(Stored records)
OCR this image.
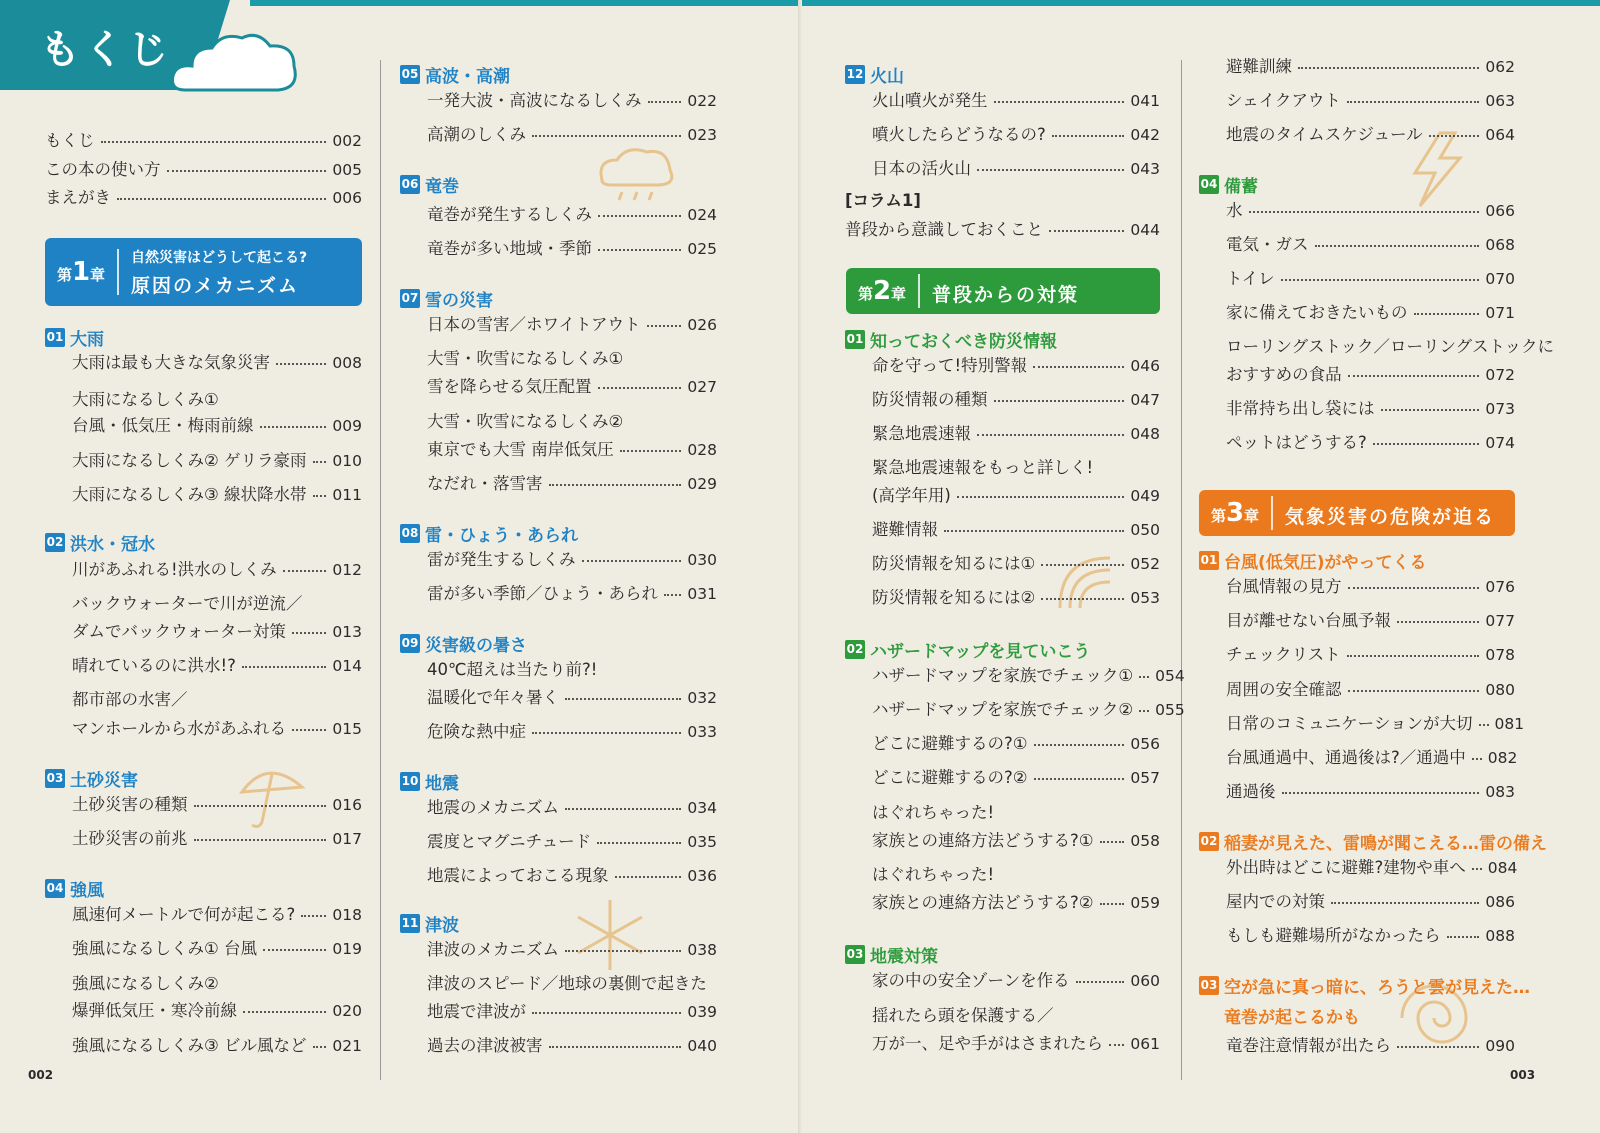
もくじ
第1章
自然災害はどうして起こる?
原因のメカニズム	第2章	普段からの対策
第3章	気象災害の危険が迫る
もくじ	002
この本の使い方	005
まえがき	006
01 大雨
大雨は最も大きな気象災害	008
大雨になるしくみ①
台風・低気圧・梅雨前線	009
大雨になるしくみ② ゲリラ豪雨 010
大雨になるしくみ③ 線状降水帯 011
02 洪水・冠水
川があふれる!洪水のしくみ	012
バックウォーターで川が逆流／
ダムでバックウォーター対策	013
晴れているのに洪水!?	014
都市部の水害／
マンホールから水があふれる	015
03 土砂災害
土砂災害の種類	016
土砂災害の前兆	017
04 強風
風速何メートルで何が起こる? 018
強風になるしくみ① 台風	019
強風になるしくみ②
爆弾低気圧・寒冷前線	020
強風になるしくみ③ ビル風など 021
05 高波・高潮
一発大波・高波になるしくみ	022
高潮のしくみ	023
06 竜巻
竜巻が発生するしくみ	024
竜巻が多い地域・季節	025
07 雪の災害
日本の雪害／ホワイトアウト	026
大雪・吹雪になるしくみ①
雪を降らせる気圧配置	027
大雪・吹雪になるしくみ②
東京でも大雪 南岸低気圧	028
なだれ・落雪害	029
08 雷・ひょう・あられ
雷が発生するしくみ	030
雷が多い季節／ひょう・あられ 031
09 災害級の暑さ
40℃超えは当たり前?!
温暖化で年々暑く	032
危険な熱中症	033
10 地震
地震のメカニズム	034
震度とマグニチュード	035
地震によっておこる現象	036
11 津波
津波のメカニズム	038
津波のスピード／地球の裏側で起きた
地震で津波が	039
過去の津波被害	040
12 火山
火山噴火が発生	041
噴火したらどうなるの?	042
日本の活火山	043
[コラム1]
普段から意識しておくこと	044
01 知っておくべき防災情報
命を守って!特別警報	046
防災情報の種類	047
緊急地震速報	048
緊急地震速報をもっと詳しく!
(高学年用)	049
避難情報	050
防災情報を知るには①	052
防災情報を知るには②	053
02 ハザードマップを見ていこう
ハザードマップを家族でチェック① 054
ハザードマップを家族でチェック② 055
どこに避難するの?①	056
どこに避難するの?②	057
はぐれちゃった!
家族との連絡方法どうする?① 058
はぐれちゃった!
家族との連絡方法どうする?② 059
03 地震対策
家の中の安全ゾーンを作る	060
揺れたら頭を保護する／
万が一、足や手がはさまれたら 061
避難訓練	062
シェイクアウト	063
地震のタイムスケジュール	064
04 備蓄
水	066
電気・ガス	068
トイレ	070
家に備えておきたいもの	071
ローリングストック／ローリングストックに
おすすめの食品	072
非常持ち出し袋には	073
ペットはどうする?	074
01 台風(低気圧)がやってくる
台風情報の見方	076
目が離せない台風予報	077
チェックリスト	078
周囲の安全確認	080
日常のコミュニケーションが大切 081
台風通過中、通過後は?／通過中 082
通過後	083
02 稲妻が見えた、雷鳴が聞こえる…雷の備え
外出時はどこに避難?建物や車へ 084
屋内での対策	086
もしも避難場所がなかったら	088
03 空が急に真っ暗に、ろうと雲が見えた…
竜巻が起こるかも
竜巻注意情報が出たら	090
002	003
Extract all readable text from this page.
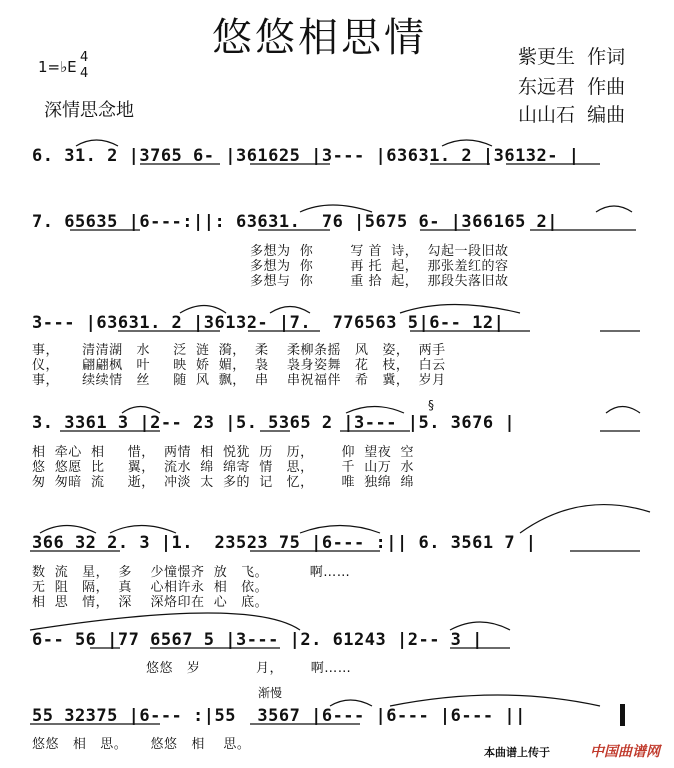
悠悠相思情	紫更生  作词
东远君  作曲
山山石  编曲
1=♭E
4
4
深情思念地
6. 31. 2 |3765 6- |361625 |3--- |63631. 2 |36132- |
7. 65635 |6---:||: 63631.  76 |5675 6- |366165 2|
多想为  你        写 首  诗，  勾起一段旧故
多想为  你        再 托  起，  那张羞红的容
多想与  你        重 拾  起，  那段失落旧故
3--- |63631. 2 |36132- |7.  776563 5|6-- 12|
事，     清清湖   水     泛  涟  漪，  柔    柔柳条摇   风   姿，  两手
仪，     翩翩枫   叶     映  娇  媚，  袅    袅身姿舞   花   枝，  白云
事，     续续情   丝     随  风  飘，  串    串祝福伴   希   冀，  岁月
§
3. 3361 3 |2-- 23 |5. 5365 2 |3--- |5. 3676 |
相  牵心  相     惜，  两情  相  悦犹  历   历，      仰  望夜  空
悠  悠愿  比     翼，  流水  绵  绵寄  情   思，      千  山万  水
匆  匆暗  流     逝，  冲淡  太  多的  记   忆，      唯  独绵  绵
366 32 2. 3 |1.  23523 75 |6--- :|| 6. 3561 7 |
数  流   星，  多    少憧憬齐  放   飞。         啊……
无  阻   隔，  真    心相许永  相   依。
相  思   情，  深    深烙印在  心   底。
6-- 56 |77 6567 5 |3--- |2. 61243 |2-- 3 |
悠悠   岁            月，      啊……
渐慢
55 32375 |6--- :|55  3567 |6--- |6--- |6--- ||
悠悠   相   思。     悠悠   相    思。
本曲谱上传于	中国曲谱网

- _What is being asked_
Gather each line of the listing that holds the string "this".

- _Task response_
OCR this image.
Extract all readable text from this page.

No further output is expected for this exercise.